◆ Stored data
▬▬▬▬▬▬▬▬▬▬

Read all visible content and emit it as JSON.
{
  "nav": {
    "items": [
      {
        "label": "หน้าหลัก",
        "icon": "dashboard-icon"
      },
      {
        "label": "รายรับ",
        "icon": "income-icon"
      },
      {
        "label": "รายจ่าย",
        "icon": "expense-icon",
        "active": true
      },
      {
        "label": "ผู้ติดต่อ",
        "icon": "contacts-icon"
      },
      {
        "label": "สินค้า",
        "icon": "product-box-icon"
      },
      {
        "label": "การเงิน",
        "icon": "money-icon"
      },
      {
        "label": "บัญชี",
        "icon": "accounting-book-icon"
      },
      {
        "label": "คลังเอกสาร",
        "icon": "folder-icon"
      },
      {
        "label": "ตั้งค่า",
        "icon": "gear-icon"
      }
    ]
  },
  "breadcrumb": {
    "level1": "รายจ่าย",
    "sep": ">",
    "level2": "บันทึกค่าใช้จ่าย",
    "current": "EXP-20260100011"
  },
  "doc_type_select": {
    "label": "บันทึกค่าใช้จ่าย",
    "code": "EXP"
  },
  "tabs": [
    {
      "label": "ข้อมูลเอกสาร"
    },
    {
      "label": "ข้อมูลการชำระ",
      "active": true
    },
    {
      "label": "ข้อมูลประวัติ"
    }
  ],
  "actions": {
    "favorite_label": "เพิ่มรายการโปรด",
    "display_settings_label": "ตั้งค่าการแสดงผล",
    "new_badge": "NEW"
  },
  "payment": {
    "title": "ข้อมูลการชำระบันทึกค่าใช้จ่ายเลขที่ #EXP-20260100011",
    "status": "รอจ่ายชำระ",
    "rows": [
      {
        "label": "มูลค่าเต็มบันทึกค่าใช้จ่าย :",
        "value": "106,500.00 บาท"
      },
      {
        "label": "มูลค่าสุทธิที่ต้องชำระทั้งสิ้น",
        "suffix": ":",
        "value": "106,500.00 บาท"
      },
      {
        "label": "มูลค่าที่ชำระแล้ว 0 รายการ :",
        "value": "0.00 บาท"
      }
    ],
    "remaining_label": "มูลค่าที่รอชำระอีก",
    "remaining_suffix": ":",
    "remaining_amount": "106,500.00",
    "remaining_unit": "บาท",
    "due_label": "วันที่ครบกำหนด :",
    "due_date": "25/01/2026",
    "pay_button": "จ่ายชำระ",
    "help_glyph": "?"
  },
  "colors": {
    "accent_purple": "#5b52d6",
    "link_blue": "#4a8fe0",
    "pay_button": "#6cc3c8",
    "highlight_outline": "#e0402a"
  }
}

▬▬▬▬▬▬▬▬▬▬

Return every record, word for word.

◆ Result below
Read all visible content and emit it as JSON.
{
  "nav": {
    "items": [
      {
        "label": "หน้าหลัก",
        "icon": "dashboard-icon"
      },
      {
        "label": "รายรับ",
        "icon": "income-icon"
      },
      {
        "label": "รายจ่าย",
        "icon": "expense-icon",
        "active": true
      },
      {
        "label": "ผู้ติดต่อ",
        "icon": "contacts-icon"
      },
      {
        "label": "สินค้า",
        "icon": "product-box-icon"
      },
      {
        "label": "การเงิน",
        "icon": "money-icon"
      },
      {
        "label": "บัญชี",
        "icon": "accounting-book-icon"
      },
      {
        "label": "คลังเอกสาร",
        "icon": "folder-icon"
      },
      {
        "label": "ตั้งค่า",
        "icon": "gear-icon"
      }
    ]
  },
  "breadcrumb": {
    "level1": "รายจ่าย",
    "sep": ">",
    "level2": "บันทึกค่าใช้จ่าย",
    "current": "EXP-20260100011"
  },
  "doc_type_select": {
    "label": "บันทึกค่าใช้จ่าย",
    "code": "EXP"
  },
  "tabs": [
    {
      "label": "ข้อมูลเอกสาร"
    },
    {
      "label": "ข้อมูลการชำระ",
      "active": true
    },
    {
      "label": "ข้อมูลประวัติ"
    }
  ],
  "actions": {
    "favorite_label": "เพิ่มรายการโปรด",
    "display_settings_label": "ตั้งค่าการแสดงผล",
    "new_badge": "NEW"
  },
  "payment": {
    "title": "ข้อมูลการชำระบันทึกค่าใช้จ่ายเลขที่ #EXP-20260100011",
    "status": "รอจ่ายชำระ",
    "rows": [
      {
        "label": "มูลค่าเต็มบันทึกค่าใช้จ่าย :",
        "value": "106,500.00 บาท"
      },
      {
        "label": "มูลค่าสุทธิที่ต้องชำระทั้งสิ้น",
        "suffix": ":",
        "value": "106,500.00 บาท"
      },
      {
        "label": "มูลค่าที่ชำระแล้ว 0 รายการ :",
        "value": "0.00 บาท"
      }
    ],
    "remaining_label": "มูลค่าที่รอชำระอีก",
    "remaining_suffix": ":",
    "remaining_amount": "106,500.00",
    "remaining_unit": "บาท",
    "due_label": "วันที่ครบกำหนด :",
    "due_date": "25/01/2026",
    "pay_button": "จ่ายชำระ",
    "help_glyph": "?"
  },
  "colors": {
    "accent_purple": "#5b52d6",
    "link_blue": "#4a8fe0",
    "pay_button": "#6cc3c8",
    "highlight_outline": "#e0402a"
  }
}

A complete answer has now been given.